### TASK INSTRUCTIONS
"Crear" appears in how many lines of the entries? State only the number.

### RECORDS FOR THE EXERCISE
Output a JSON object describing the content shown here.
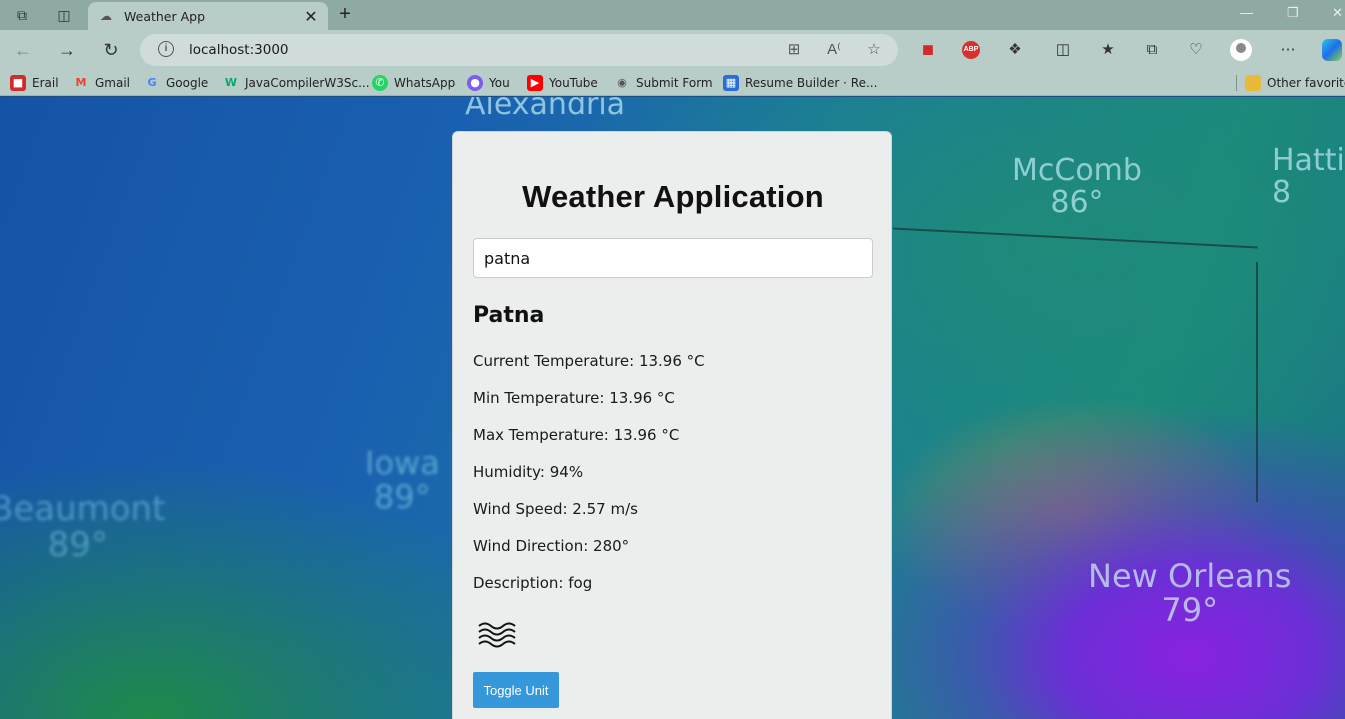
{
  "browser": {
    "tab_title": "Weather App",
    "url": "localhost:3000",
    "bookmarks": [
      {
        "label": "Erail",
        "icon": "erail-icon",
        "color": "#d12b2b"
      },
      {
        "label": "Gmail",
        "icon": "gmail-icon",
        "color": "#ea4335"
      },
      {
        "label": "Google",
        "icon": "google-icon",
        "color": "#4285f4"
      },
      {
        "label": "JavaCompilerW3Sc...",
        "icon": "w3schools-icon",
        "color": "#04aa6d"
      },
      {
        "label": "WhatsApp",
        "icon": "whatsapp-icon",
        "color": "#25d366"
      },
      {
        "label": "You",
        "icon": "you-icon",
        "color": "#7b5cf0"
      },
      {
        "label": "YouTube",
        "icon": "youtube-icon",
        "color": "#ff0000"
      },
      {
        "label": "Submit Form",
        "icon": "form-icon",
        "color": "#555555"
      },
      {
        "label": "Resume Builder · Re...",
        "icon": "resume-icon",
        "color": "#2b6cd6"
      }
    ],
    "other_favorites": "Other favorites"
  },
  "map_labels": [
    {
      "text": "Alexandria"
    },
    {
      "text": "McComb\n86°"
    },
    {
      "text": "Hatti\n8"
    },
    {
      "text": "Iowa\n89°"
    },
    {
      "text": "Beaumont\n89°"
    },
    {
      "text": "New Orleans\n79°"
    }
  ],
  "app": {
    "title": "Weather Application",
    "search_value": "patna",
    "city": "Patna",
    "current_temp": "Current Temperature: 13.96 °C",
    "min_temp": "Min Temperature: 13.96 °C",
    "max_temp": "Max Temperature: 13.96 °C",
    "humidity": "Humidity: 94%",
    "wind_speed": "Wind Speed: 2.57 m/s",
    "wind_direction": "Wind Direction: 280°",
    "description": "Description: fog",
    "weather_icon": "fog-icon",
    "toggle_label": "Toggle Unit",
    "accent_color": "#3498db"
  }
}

* * *

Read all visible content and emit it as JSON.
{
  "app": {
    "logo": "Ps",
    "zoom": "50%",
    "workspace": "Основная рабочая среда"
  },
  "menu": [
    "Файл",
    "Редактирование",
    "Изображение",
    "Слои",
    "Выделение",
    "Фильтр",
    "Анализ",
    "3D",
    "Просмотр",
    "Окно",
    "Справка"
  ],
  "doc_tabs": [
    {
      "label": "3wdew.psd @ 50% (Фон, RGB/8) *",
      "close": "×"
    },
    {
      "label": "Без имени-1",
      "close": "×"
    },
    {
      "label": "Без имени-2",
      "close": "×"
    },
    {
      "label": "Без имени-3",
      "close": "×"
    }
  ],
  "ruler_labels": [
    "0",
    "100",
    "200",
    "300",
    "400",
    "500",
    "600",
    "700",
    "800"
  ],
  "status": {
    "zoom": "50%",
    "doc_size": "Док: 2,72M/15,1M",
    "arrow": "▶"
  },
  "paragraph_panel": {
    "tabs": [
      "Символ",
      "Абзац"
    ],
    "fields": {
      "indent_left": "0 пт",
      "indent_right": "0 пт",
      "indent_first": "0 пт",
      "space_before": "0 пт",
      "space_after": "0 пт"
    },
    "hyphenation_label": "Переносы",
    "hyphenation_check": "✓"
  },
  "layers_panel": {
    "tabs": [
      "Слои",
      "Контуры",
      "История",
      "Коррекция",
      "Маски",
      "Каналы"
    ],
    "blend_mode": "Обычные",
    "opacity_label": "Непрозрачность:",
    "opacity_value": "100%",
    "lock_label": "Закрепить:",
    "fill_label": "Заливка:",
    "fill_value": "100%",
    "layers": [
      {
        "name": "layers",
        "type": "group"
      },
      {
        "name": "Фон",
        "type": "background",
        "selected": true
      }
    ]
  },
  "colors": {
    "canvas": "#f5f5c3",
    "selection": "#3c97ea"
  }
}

==

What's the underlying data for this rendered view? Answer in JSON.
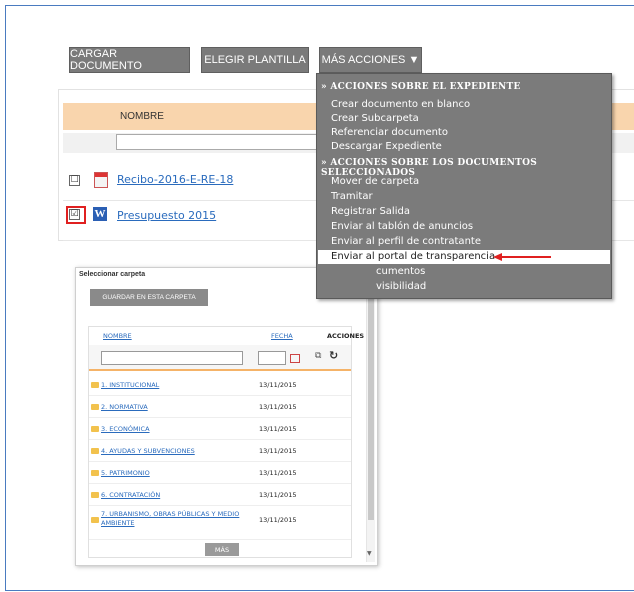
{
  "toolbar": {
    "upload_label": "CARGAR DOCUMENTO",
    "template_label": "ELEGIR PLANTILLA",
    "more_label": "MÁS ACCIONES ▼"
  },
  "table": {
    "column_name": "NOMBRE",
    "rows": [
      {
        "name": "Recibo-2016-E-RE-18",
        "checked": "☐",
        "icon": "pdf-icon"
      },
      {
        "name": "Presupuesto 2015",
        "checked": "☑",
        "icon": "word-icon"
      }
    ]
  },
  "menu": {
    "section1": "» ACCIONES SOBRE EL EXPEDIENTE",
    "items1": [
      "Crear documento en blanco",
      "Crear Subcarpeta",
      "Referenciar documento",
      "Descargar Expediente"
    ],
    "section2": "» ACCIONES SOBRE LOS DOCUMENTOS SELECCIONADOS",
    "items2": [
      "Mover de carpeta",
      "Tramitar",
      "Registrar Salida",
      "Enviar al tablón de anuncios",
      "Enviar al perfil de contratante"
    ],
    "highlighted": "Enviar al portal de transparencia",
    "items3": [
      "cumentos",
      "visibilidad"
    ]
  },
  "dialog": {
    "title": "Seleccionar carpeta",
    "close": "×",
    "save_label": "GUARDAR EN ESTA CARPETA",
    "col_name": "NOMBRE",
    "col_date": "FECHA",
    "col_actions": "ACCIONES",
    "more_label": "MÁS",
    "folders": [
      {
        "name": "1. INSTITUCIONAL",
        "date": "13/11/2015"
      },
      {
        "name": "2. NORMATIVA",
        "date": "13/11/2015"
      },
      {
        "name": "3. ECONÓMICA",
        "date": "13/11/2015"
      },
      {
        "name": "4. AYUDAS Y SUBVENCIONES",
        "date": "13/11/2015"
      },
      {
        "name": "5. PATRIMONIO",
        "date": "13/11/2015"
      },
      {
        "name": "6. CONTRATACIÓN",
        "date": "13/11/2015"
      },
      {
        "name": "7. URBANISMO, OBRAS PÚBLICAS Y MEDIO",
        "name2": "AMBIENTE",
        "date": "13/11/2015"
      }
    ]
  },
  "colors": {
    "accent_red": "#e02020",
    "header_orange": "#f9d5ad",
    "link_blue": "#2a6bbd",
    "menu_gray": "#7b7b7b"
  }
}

### THE OUTPUT
2